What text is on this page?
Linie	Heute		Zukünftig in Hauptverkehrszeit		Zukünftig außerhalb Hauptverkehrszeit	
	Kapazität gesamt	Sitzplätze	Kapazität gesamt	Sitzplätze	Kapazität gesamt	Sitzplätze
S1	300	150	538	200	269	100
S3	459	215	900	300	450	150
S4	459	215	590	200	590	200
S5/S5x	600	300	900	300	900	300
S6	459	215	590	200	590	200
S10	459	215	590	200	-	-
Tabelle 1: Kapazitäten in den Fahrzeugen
══════════
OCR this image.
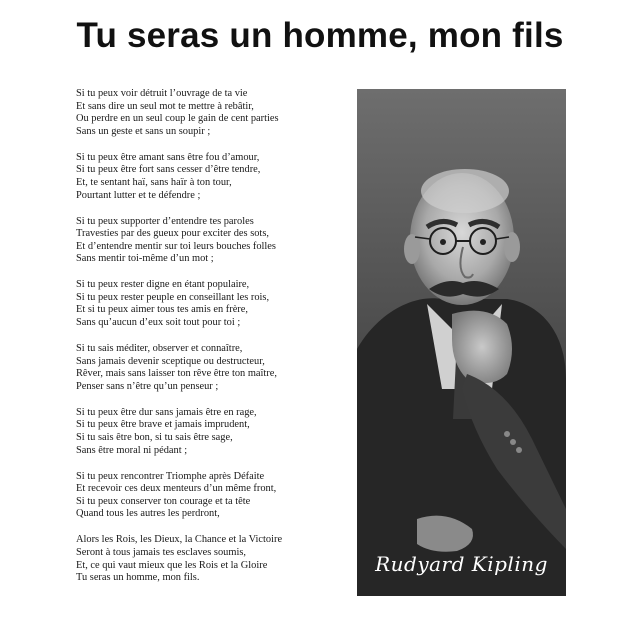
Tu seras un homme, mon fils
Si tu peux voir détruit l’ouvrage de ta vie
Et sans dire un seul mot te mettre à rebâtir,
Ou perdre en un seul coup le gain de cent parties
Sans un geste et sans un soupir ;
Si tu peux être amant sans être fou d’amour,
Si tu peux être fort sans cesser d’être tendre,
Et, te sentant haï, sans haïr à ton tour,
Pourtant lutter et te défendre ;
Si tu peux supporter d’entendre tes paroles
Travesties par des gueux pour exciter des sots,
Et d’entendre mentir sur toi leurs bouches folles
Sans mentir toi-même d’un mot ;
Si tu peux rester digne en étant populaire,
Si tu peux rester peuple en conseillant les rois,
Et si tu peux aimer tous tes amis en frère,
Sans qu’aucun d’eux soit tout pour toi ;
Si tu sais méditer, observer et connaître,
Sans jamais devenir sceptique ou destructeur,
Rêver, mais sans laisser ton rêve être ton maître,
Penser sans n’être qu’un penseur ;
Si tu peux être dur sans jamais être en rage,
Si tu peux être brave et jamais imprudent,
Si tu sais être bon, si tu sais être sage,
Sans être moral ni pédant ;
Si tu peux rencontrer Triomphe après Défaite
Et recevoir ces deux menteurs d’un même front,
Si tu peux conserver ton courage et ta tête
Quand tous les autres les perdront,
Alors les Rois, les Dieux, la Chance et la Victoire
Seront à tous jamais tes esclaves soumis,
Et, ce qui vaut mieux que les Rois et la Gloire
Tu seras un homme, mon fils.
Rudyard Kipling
══════════
Copy each line of the preceding data that contains the string "jamais".

§ **Answer to this task**:
Sans jamais devenir sceptique ou destructeur,
Si tu peux être dur sans jamais être en rage,
Si tu peux être brave et jamais imprudent,
Seront à tous jamais tes esclaves soumis,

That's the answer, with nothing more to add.